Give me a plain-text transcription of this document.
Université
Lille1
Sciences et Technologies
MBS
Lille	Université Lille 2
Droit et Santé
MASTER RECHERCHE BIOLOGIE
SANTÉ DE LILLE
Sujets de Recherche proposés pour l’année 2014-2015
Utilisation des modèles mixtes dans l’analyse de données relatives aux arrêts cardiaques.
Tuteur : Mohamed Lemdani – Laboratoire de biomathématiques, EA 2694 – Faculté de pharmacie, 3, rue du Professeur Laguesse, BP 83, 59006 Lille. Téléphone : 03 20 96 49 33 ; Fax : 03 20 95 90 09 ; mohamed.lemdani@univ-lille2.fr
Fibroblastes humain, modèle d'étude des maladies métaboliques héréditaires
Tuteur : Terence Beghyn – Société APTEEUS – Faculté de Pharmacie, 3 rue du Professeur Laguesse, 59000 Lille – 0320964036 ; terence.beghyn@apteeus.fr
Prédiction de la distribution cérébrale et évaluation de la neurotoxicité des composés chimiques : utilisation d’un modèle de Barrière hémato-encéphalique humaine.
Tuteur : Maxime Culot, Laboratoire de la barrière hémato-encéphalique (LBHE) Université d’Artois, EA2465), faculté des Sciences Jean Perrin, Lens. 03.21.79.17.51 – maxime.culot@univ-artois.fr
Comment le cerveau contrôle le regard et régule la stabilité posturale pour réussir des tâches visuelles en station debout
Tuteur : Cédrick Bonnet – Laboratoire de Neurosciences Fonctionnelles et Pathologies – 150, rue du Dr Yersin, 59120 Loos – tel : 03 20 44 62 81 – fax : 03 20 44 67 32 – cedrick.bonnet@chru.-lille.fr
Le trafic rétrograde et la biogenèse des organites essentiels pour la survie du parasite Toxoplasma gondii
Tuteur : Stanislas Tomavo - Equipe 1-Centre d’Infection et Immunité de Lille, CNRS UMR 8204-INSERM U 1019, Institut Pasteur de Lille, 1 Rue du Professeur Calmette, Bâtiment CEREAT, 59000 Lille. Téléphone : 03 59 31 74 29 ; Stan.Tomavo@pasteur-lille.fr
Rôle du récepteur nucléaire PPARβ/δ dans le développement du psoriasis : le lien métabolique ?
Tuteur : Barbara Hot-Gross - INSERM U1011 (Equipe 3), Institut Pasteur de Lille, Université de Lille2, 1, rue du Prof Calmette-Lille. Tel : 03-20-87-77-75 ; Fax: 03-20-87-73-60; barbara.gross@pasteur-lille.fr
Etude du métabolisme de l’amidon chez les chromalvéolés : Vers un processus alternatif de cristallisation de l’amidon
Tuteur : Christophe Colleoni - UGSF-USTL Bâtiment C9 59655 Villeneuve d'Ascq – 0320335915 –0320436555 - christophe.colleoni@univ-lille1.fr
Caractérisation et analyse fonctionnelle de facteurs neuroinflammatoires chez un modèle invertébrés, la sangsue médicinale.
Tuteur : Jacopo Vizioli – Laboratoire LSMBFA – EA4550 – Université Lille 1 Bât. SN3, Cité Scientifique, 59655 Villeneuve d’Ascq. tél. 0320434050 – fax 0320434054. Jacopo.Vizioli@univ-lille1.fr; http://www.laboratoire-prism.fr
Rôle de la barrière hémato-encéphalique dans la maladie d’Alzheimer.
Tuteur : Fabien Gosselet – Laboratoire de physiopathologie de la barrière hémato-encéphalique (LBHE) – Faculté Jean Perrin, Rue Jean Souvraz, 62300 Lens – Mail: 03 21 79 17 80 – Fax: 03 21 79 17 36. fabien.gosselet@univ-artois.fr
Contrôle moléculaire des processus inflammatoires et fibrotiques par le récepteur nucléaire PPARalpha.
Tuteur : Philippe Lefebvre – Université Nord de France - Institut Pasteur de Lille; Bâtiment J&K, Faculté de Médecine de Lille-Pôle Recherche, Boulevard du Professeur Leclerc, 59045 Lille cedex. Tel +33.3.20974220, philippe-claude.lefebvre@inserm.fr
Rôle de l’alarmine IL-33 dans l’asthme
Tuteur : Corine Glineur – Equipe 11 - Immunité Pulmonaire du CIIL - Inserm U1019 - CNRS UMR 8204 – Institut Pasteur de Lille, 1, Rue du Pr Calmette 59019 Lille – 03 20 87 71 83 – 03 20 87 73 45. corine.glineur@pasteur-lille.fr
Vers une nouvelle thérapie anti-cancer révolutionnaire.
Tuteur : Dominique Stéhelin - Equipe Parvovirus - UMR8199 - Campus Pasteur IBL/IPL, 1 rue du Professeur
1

········

Where the word "CNRS" is present in a line of the listing, copy that line.

§ ANSWER TO THIS EXERCISE
Tuteur : Stanislas Tomavo - Equipe 1-Centre d’Infection et Immunité de Lille, CNRS UMR 8204-INSERM U 1019, Institut Pasteur de Lille, 1 Rue du Professeur Calmette, Bâtiment CEREAT, 59000 Lille. Téléphone : 03 59 31 74 29 ; Stan.Tomavo@pasteur-lille.fr
Tuteur : Corine Glineur – Equipe 11 - Immunité Pulmonaire du CIIL - Inserm U1019 - CNRS UMR 8204 – Institut Pasteur de Lille, 1, Rue du Pr Calmette 59019 Lille – 03 20 87 71 83 – 03 20 87 73 45. corine.glineur@pasteur-lille.fr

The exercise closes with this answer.